---------- Records supplied ----------

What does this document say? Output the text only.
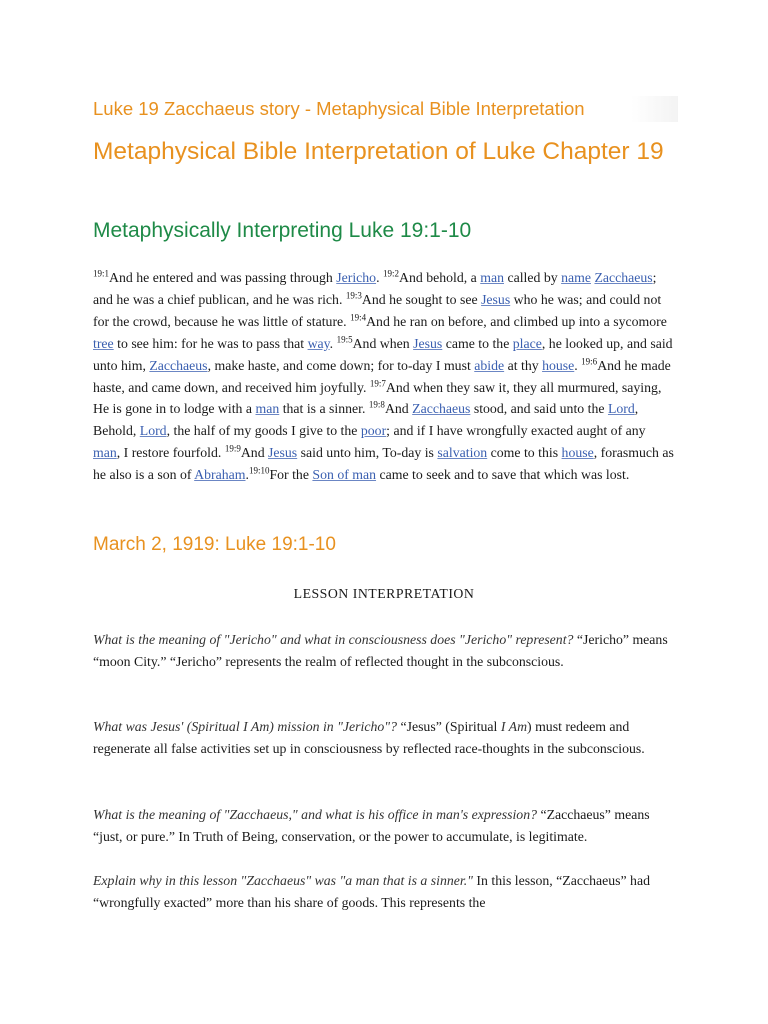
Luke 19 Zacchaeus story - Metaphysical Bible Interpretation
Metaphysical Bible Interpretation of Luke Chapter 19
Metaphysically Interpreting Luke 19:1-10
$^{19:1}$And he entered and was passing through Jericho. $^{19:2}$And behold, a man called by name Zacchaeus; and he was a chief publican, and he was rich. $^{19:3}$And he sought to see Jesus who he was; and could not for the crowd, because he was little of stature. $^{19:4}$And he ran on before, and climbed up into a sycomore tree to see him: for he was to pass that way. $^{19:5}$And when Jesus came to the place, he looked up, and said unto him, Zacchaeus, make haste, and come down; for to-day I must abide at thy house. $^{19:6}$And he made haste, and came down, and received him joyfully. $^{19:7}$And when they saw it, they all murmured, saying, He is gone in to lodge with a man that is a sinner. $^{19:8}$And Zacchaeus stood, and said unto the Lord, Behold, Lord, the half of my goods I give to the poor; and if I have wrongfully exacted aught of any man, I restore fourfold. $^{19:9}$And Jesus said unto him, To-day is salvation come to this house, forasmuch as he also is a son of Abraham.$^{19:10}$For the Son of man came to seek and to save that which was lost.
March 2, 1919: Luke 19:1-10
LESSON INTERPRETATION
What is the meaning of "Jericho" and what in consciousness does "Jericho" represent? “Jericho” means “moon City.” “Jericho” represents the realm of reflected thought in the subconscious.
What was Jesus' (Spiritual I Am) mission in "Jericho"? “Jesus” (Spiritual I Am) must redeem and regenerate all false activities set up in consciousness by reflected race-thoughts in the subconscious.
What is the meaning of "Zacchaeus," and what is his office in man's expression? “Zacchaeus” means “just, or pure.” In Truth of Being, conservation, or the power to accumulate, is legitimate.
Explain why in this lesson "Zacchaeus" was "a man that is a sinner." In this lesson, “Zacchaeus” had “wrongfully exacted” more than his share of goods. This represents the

----------
---------- Records supplied ----------

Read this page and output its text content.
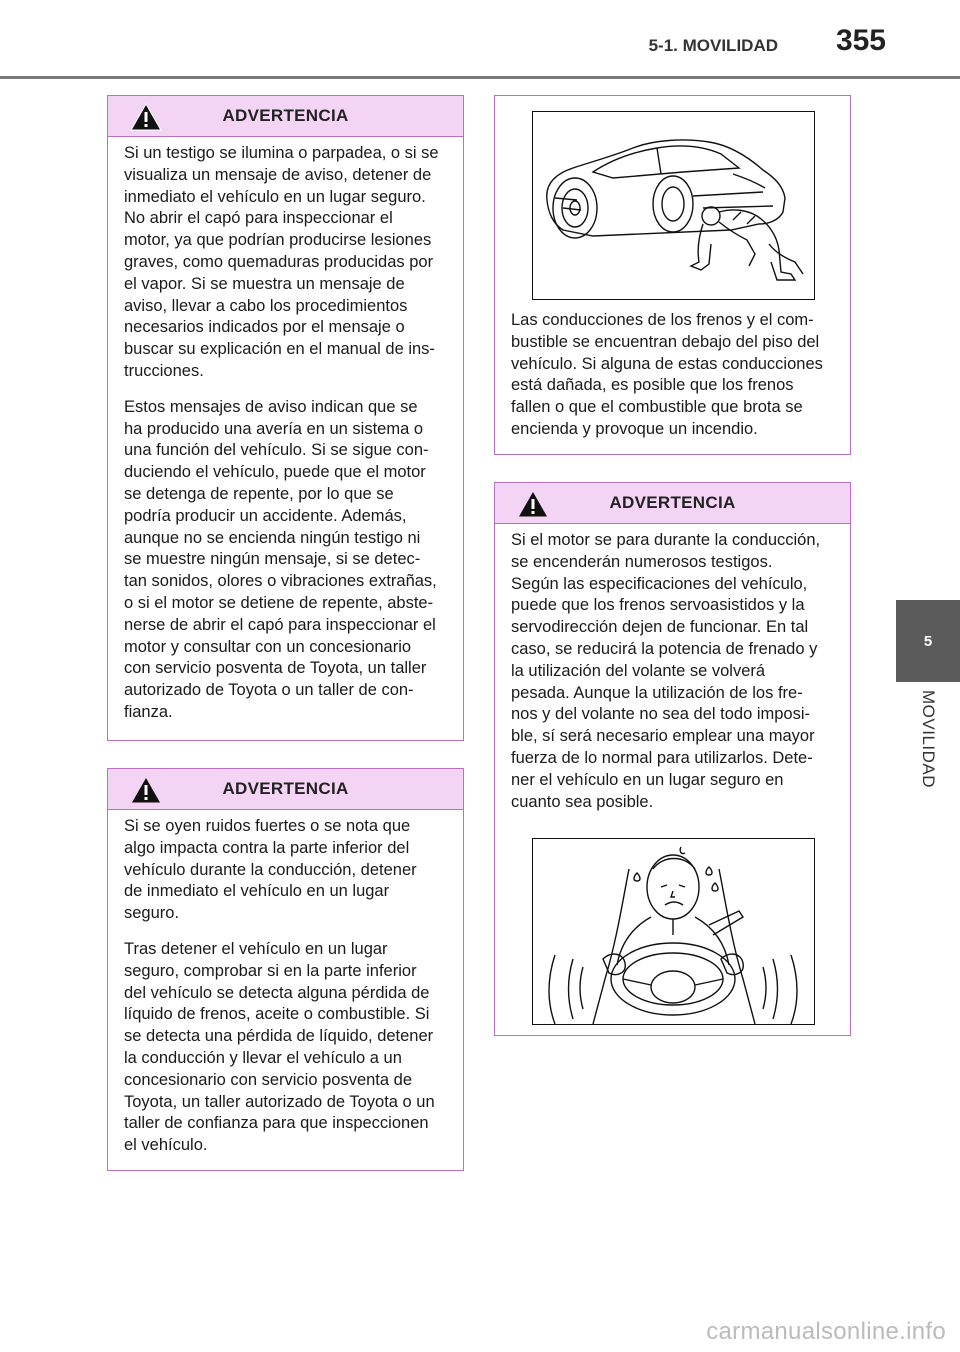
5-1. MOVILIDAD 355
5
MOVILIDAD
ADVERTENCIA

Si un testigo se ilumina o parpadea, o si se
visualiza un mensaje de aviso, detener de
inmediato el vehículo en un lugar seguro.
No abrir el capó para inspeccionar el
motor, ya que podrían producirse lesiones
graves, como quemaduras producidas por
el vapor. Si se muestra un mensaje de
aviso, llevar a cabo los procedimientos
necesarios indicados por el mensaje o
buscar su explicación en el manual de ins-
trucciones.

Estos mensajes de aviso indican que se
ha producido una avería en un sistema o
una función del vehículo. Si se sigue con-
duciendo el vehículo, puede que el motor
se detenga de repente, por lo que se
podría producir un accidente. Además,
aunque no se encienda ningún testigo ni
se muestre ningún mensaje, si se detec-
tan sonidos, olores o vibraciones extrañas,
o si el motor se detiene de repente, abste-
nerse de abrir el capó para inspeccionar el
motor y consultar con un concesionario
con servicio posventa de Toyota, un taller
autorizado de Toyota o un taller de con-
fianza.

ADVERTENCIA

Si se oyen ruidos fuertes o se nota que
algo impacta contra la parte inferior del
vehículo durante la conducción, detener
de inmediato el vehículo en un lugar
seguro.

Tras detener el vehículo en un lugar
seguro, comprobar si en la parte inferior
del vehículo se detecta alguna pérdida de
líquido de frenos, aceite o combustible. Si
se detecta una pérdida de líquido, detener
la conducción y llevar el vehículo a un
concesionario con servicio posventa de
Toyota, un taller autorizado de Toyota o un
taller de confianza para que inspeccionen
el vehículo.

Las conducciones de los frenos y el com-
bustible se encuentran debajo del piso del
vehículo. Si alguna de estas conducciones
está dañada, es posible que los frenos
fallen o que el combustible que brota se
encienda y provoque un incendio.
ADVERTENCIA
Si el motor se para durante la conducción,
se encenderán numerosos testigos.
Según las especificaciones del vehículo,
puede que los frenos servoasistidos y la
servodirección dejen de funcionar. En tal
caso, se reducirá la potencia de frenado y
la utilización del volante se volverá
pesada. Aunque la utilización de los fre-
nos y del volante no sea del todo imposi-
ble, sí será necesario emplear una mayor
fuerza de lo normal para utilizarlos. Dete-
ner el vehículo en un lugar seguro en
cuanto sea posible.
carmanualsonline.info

----------

Out of the material above, gather each line where "does" appears.

● Output:
What does this document say? Output the text only.
What is the meaning of "Jericho" and what in consciousness does "Jericho" represent? “Jericho” means “moon City.” “Jericho” represents the realm of reflected thought in the subconscious.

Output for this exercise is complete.